▶ **Provided data**
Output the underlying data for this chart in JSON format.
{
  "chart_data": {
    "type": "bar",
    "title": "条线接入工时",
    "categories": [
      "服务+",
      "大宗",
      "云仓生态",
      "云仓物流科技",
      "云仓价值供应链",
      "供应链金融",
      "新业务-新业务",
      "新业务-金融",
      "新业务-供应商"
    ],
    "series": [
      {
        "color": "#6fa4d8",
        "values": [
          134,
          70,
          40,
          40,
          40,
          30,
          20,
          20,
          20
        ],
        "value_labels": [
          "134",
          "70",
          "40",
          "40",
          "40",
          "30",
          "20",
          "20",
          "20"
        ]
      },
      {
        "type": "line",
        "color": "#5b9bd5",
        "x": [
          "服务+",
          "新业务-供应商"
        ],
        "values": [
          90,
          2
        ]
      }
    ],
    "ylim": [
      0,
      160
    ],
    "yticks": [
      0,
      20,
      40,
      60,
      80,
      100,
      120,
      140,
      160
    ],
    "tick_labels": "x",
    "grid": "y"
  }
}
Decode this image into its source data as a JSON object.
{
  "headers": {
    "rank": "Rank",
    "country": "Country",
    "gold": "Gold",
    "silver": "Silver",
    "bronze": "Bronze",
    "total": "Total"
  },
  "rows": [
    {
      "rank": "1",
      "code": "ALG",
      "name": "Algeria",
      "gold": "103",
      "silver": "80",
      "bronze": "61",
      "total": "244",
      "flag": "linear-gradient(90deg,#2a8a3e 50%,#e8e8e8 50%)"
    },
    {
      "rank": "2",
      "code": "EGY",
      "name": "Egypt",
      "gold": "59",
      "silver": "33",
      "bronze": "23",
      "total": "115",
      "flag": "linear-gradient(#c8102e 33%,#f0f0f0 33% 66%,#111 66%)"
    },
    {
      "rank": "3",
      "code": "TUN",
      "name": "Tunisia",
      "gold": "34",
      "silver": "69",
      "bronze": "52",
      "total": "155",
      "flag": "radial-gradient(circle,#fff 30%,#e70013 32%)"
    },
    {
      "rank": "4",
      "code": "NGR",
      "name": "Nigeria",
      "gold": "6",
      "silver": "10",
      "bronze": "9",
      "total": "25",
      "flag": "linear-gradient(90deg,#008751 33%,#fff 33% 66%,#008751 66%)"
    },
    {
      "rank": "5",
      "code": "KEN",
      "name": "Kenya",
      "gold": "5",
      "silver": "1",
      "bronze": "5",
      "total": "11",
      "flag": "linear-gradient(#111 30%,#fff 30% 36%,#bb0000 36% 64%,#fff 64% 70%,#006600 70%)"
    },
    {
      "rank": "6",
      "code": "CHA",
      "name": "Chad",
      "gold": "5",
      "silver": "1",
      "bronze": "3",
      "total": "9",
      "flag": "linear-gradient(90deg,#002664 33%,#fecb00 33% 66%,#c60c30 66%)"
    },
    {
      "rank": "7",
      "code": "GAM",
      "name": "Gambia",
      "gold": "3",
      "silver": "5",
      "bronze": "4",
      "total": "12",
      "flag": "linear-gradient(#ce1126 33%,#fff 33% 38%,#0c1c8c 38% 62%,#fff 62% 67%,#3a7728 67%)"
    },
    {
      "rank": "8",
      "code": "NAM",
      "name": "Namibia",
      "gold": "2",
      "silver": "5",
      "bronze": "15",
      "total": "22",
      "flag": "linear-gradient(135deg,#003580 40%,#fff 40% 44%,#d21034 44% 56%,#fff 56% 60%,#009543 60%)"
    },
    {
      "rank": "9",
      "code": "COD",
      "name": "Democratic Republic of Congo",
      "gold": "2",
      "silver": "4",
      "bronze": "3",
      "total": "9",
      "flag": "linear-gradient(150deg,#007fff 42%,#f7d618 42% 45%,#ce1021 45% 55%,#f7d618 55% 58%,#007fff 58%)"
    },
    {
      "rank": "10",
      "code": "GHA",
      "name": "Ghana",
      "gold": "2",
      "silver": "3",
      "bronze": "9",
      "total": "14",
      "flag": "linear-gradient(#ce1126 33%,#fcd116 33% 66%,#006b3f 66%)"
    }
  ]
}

▶ **Challenge**
Identify each line holding the string "silver", and copy it out.

▶ **The result**
    "silver": "Silver",
      "silver": "80",
      "silver": "33",
      "silver": "69",
      "silver": "10",
      "silver": "1",
      "silver": "1",
      "silver": "5",
      "silver": "5",
      "silver": "4",
      "silver": "3",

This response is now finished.